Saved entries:
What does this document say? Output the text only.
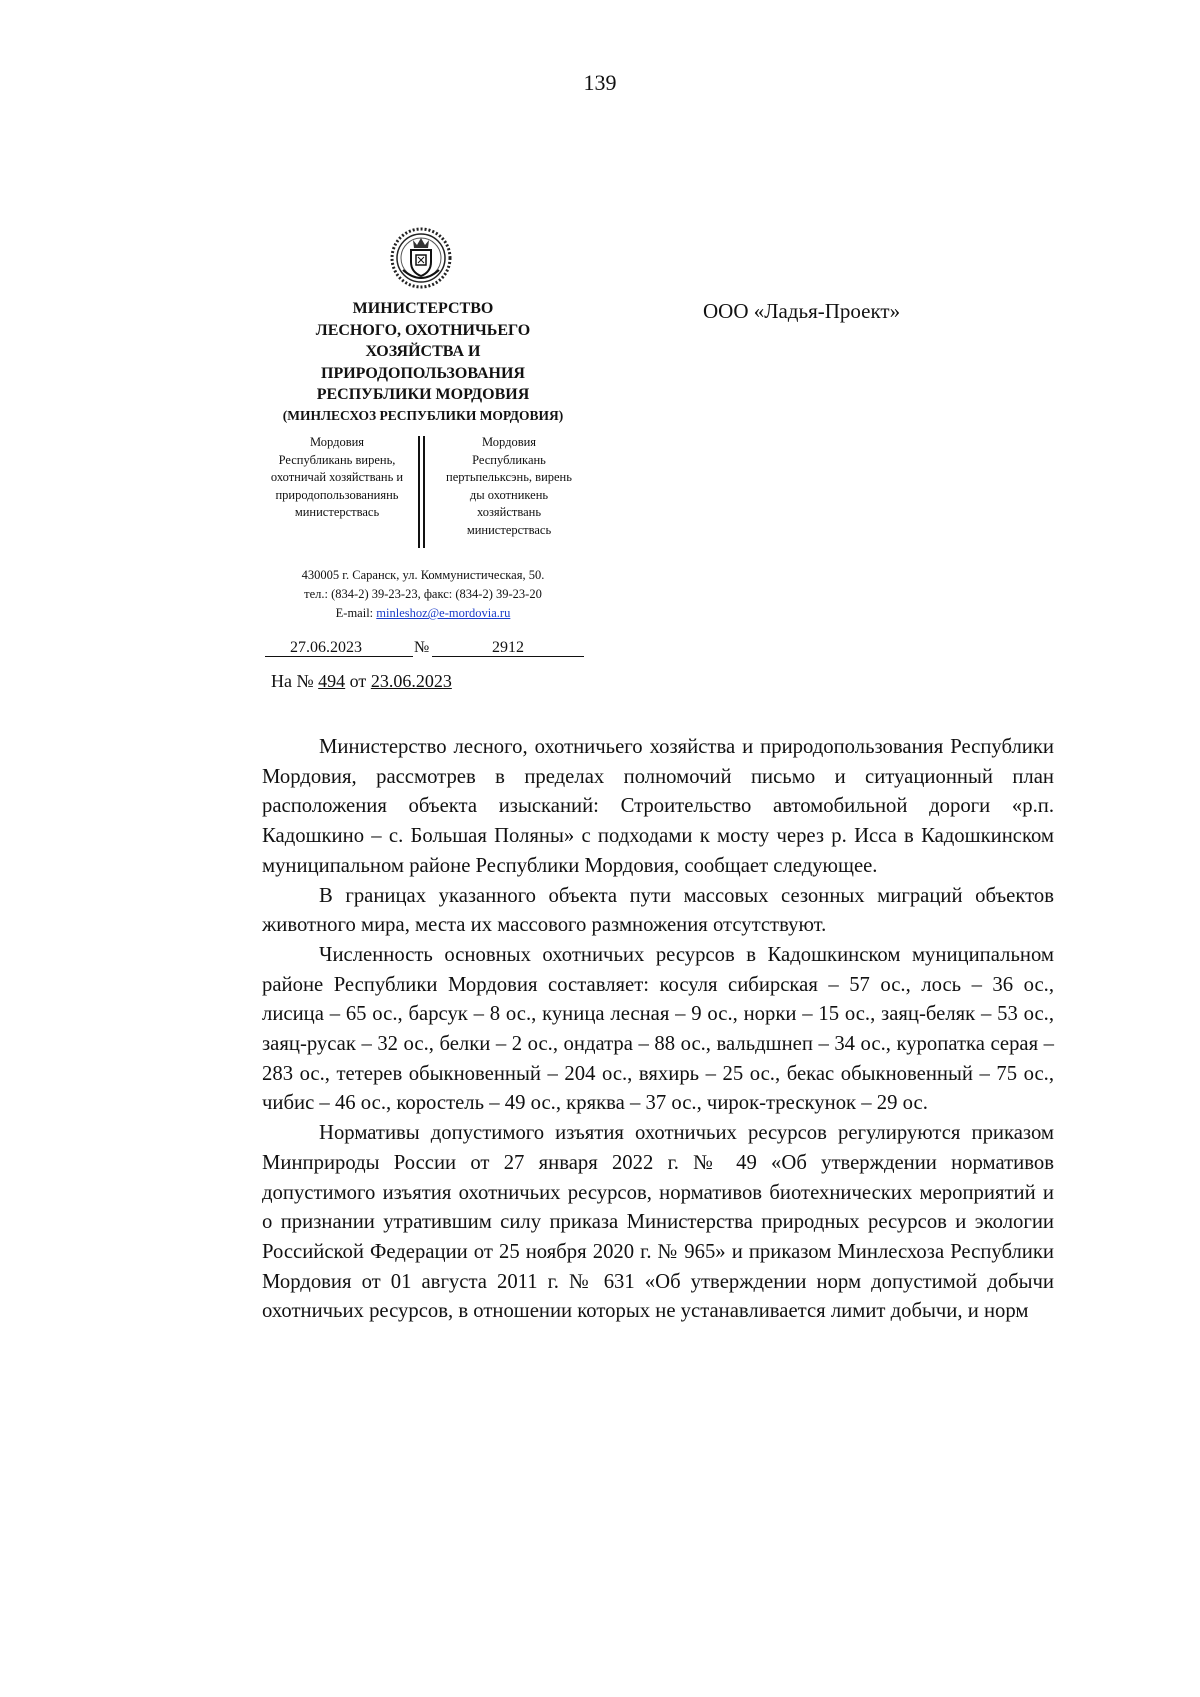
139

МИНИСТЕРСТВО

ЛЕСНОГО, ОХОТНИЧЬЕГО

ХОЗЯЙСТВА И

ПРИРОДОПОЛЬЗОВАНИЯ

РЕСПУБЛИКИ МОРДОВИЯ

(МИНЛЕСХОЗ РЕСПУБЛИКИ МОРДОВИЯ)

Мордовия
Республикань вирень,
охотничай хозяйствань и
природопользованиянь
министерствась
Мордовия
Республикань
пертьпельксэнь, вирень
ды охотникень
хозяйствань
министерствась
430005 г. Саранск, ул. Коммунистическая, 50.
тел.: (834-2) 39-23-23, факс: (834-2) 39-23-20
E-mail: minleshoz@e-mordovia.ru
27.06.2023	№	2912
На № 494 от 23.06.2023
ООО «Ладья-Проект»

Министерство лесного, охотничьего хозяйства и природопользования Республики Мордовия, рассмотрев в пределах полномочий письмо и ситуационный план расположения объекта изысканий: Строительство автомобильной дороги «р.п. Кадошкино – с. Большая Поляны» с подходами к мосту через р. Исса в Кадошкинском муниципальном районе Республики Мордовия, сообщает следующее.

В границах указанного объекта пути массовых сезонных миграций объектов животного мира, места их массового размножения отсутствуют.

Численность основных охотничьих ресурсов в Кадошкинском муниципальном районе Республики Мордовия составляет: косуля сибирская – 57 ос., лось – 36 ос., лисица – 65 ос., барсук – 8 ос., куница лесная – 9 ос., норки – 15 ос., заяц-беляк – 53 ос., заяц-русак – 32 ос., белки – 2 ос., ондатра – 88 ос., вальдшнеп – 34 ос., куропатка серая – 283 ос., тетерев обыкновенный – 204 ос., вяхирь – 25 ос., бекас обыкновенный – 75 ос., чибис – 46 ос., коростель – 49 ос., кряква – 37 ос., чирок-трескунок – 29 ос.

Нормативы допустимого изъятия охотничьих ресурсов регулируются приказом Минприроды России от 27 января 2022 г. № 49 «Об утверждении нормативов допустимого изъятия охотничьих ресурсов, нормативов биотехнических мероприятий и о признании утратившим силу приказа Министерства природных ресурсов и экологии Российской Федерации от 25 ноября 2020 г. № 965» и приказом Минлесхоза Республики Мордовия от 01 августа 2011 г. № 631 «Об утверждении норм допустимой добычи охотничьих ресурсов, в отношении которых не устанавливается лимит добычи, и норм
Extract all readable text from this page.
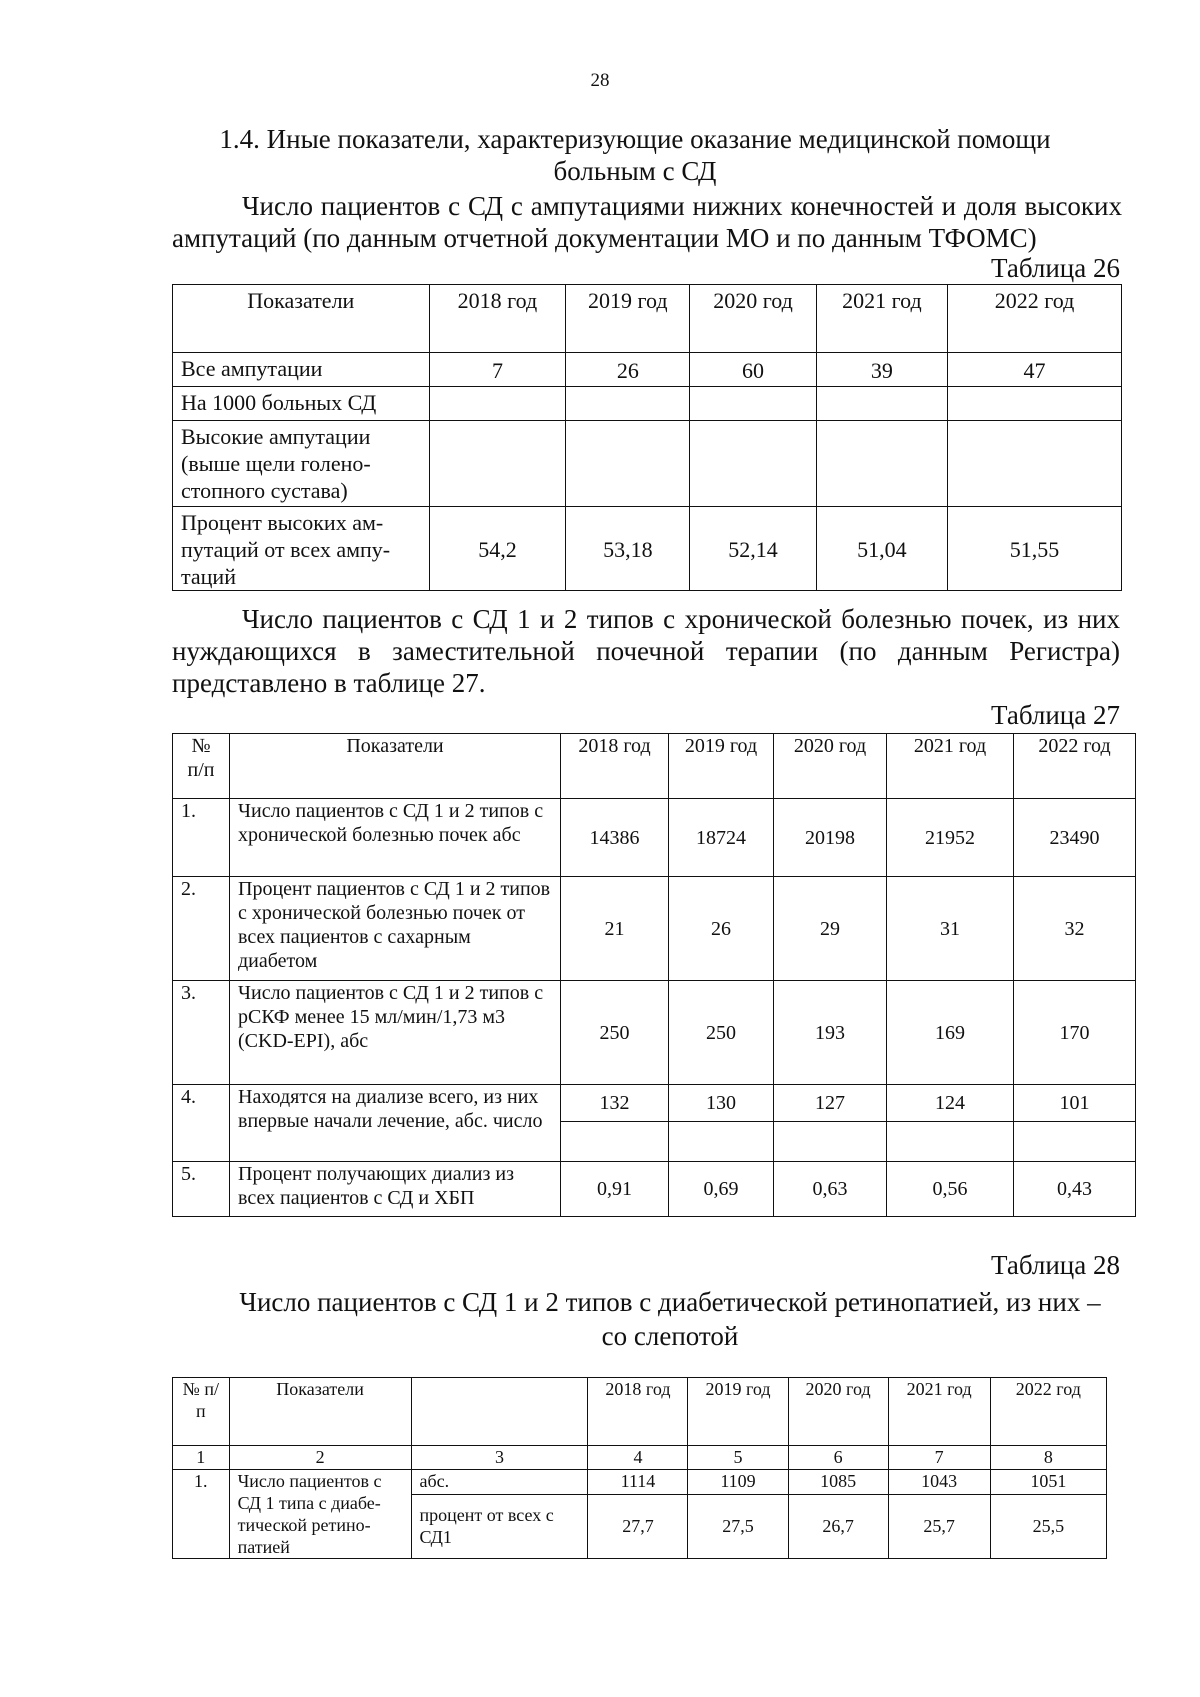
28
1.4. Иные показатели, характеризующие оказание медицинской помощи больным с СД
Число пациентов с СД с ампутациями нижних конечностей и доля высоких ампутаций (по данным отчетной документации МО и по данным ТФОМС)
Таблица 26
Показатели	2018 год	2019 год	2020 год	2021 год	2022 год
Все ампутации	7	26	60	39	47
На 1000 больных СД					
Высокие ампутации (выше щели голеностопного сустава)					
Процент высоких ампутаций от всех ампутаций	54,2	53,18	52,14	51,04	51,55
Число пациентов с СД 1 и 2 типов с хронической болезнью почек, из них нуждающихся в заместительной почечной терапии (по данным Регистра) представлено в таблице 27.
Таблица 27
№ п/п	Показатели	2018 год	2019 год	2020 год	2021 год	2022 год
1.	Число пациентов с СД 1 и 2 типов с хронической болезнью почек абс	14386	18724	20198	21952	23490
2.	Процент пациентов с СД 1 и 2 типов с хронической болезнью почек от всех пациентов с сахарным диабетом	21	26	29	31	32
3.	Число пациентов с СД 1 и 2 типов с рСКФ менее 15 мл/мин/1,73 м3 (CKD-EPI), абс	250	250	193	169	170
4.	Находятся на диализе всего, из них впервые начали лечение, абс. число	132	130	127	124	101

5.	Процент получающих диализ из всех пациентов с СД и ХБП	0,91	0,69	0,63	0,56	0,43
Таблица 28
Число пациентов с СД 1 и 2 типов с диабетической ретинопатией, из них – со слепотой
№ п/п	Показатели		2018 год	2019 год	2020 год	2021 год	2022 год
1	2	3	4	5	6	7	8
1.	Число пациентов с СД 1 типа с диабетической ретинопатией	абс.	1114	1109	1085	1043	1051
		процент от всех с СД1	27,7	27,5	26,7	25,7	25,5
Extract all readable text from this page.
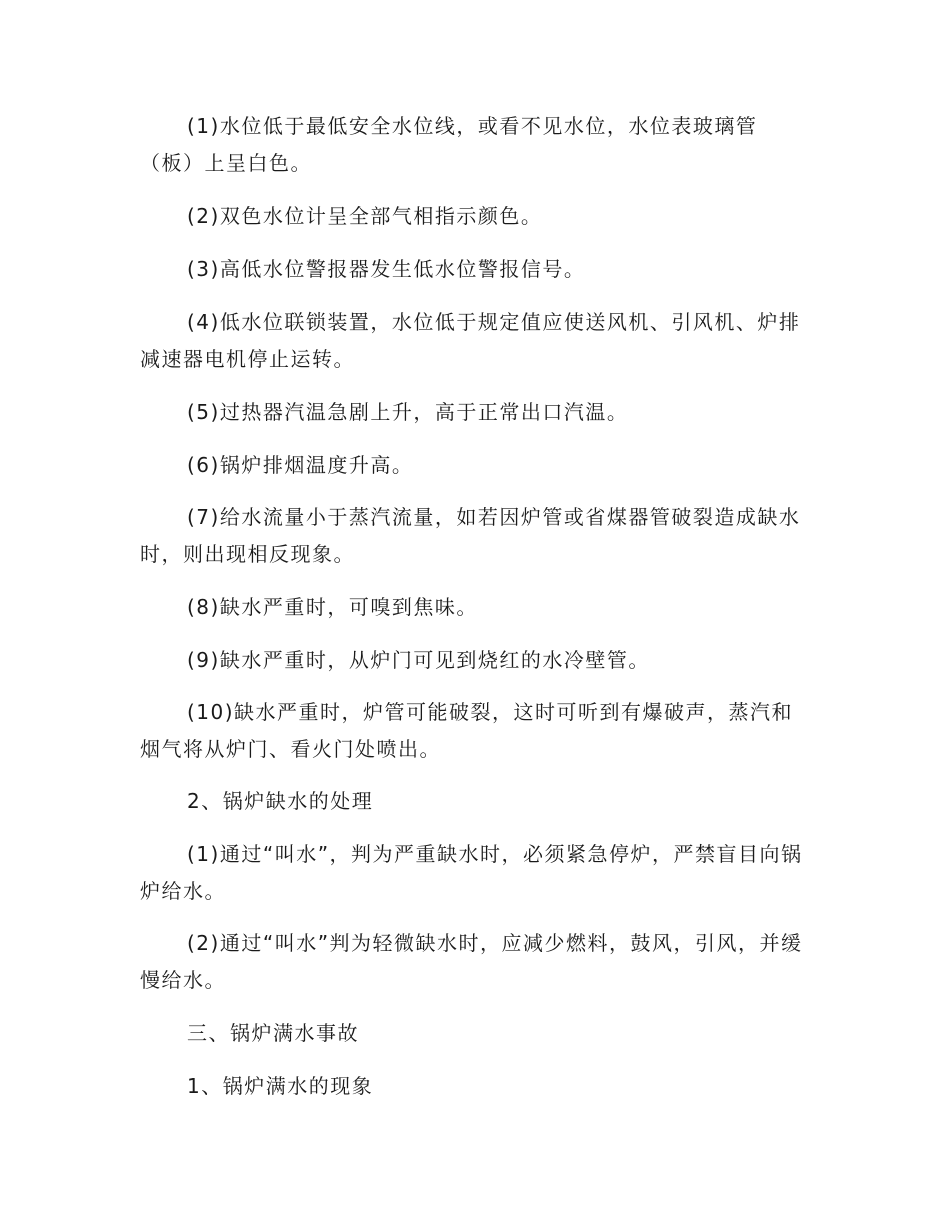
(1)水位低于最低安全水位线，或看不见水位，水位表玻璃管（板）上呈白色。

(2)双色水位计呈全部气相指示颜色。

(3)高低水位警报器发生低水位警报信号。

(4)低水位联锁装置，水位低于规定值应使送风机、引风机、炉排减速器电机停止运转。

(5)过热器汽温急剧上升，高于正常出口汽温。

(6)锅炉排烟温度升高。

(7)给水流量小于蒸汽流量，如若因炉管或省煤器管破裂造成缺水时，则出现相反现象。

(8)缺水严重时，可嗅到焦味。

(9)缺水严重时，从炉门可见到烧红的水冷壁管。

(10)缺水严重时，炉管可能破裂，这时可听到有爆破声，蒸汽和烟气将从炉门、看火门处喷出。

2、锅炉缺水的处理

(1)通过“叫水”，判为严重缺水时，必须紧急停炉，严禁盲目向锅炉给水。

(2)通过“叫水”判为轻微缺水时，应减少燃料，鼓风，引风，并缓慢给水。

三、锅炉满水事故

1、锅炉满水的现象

• **What the task requires**: Nothing in the entries above should change when they are printed again, except that the pictures are dropped.

• **Full output**:
What does this document say? Output the text only.
139

МИНИСТЕРСТВО

ЛЕСНОГО, ОХОТНИЧЬЕГО

ХОЗЯЙСТВА И

ПРИРОДОПОЛЬЗОВАНИЯ

РЕСПУБЛИКИ МОРДОВИЯ

(МИНЛЕСХОЗ РЕСПУБЛИКИ МОРДОВИЯ)

Мордовия
Республикань вирень,
охотничай хозяйствань и
природопользованиянь
министерствась
Мордовия
Республикань
пертьпельксэнь, вирень
ды охотникень
хозяйствань
министерствась
430005 г. Саранск, ул. Коммунистическая, 50.
тел.: (834-2) 39-23-23, факс: (834-2) 39-23-20
E-mail: minleshoz@e-mordovia.ru
27.06.2023	№	2912
На № 494 от 23.06.2023
ООО «Ладья-Проект»

Министерство лесного, охотничьего хозяйства и природопользования Республики Мордовия, рассмотрев в пределах полномочий письмо и ситуационный план расположения объекта изысканий: Строительство автомобильной дороги «р.п. Кадошкино – с. Большая Поляны» с подходами к мосту через р. Исса в Кадошкинском муниципальном районе Республики Мордовия, сообщает следующее.

В границах указанного объекта пути массовых сезонных миграций объектов животного мира, места их массового размножения отсутствуют.

Численность основных охотничьих ресурсов в Кадошкинском муниципальном районе Республики Мордовия составляет: косуля сибирская – 57 ос., лось – 36 ос., лисица – 65 ос., барсук – 8 ос., куница лесная – 9 ос., норки – 15 ос., заяц-беляк – 53 ос., заяц-русак – 32 ос., белки – 2 ос., ондатра – 88 ос., вальдшнеп – 34 ос., куропатка серая – 283 ос., тетерев обыкновенный – 204 ос., вяхирь – 25 ос., бекас обыкновенный – 75 ос., чибис – 46 ос., коростель – 49 ос., кряква – 37 ос., чирок-трескунок – 29 ос.

Нормативы допустимого изъятия охотничьих ресурсов регулируются приказом Минприроды России от 27 января 2022 г. № 49 «Об утверждении нормативов допустимого изъятия охотничьих ресурсов, нормативов биотехнических мероприятий и о признании утратившим силу приказа Министерства природных ресурсов и экологии Российской Федерации от 25 ноября 2020 г. № 965» и приказом Минлесхоза Республики Мордовия от 01 августа 2011 г. № 631 «Об утверждении норм допустимой добычи охотничьих ресурсов, в отношении которых не устанавливается лимит добычи, и норм
Extract all readable text from this page.
28
1.4. Иные показатели, характеризующие оказание медицинской помощи больным с СД
Число пациентов с СД с ампутациями нижних конечностей и доля высоких ампутаций (по данным отчетной документации МО и по данным ТФОМС)
Таблица 26
Показатели	2018 год	2019 год	2020 год	2021 год	2022 год
Все ампутации	7	26	60	39	47
На 1000 больных СД					
Высокие ампутации (выше щели голеностопного сустава)					
Процент высоких ампутаций от всех ампутаций	54,2	53,18	52,14	51,04	51,55
Число пациентов с СД 1 и 2 типов с хронической болезнью почек, из них нуждающихся в заместительной почечной терапии (по данным Регистра) представлено в таблице 27.
Таблица 27
№ п/п	Показатели	2018 год	2019 год	2020 год	2021 год	2022 год
1.	Число пациентов с СД 1 и 2 типов с хронической болезнью почек абс	14386	18724	20198	21952	23490
2.	Процент пациентов с СД 1 и 2 типов с хронической болезнью почек от всех пациентов с сахарным диабетом	21	26	29	31	32
3.	Число пациентов с СД 1 и 2 типов с рСКФ менее 15 мл/мин/1,73 м3 (CKD-EPI), абс	250	250	193	169	170
4.	Находятся на диализе всего, из них впервые начали лечение, абс. число	132	130	127	124	101

5.	Процент получающих диализ из всех пациентов с СД и ХБП	0,91	0,69	0,63	0,56	0,43
Таблица 28
Число пациентов с СД 1 и 2 типов с диабетической ретинопатией, из них – со слепотой
№ п/п	Показатели		2018 год	2019 год	2020 год	2021 год	2022 год
1	2	3	4	5	6	7	8
1.	Число пациентов с СД 1 типа с диабетической ретинопатией	абс.	1114	1109	1085	1043	1051
		процент от всех с СД1	27,7	27,5	26,7	25,7	25,5
Extract all readable text from this page.
(1)水位低于最低安全水位线，或看不见水位，水位表玻璃管（板）上呈白色。

(2)双色水位计呈全部气相指示颜色。

(3)高低水位警报器发生低水位警报信号。

(4)低水位联锁装置，水位低于规定值应使送风机、引风机、炉排减速器电机停止运转。

(5)过热器汽温急剧上升，高于正常出口汽温。

(6)锅炉排烟温度升高。

(7)给水流量小于蒸汽流量，如若因炉管或省煤器管破裂造成缺水时，则出现相反现象。

(8)缺水严重时，可嗅到焦味。

(9)缺水严重时，从炉门可见到烧红的水冷壁管。

(10)缺水严重时，炉管可能破裂，这时可听到有爆破声，蒸汽和烟气将从炉门、看火门处喷出。

2、锅炉缺水的处理

(1)通过“叫水”，判为严重缺水时，必须紧急停炉，严禁盲目向锅炉给水。

(2)通过“叫水”判为轻微缺水时，应减少燃料，鼓风，引风，并缓慢给水。

三、锅炉满水事故

1、锅炉满水的现象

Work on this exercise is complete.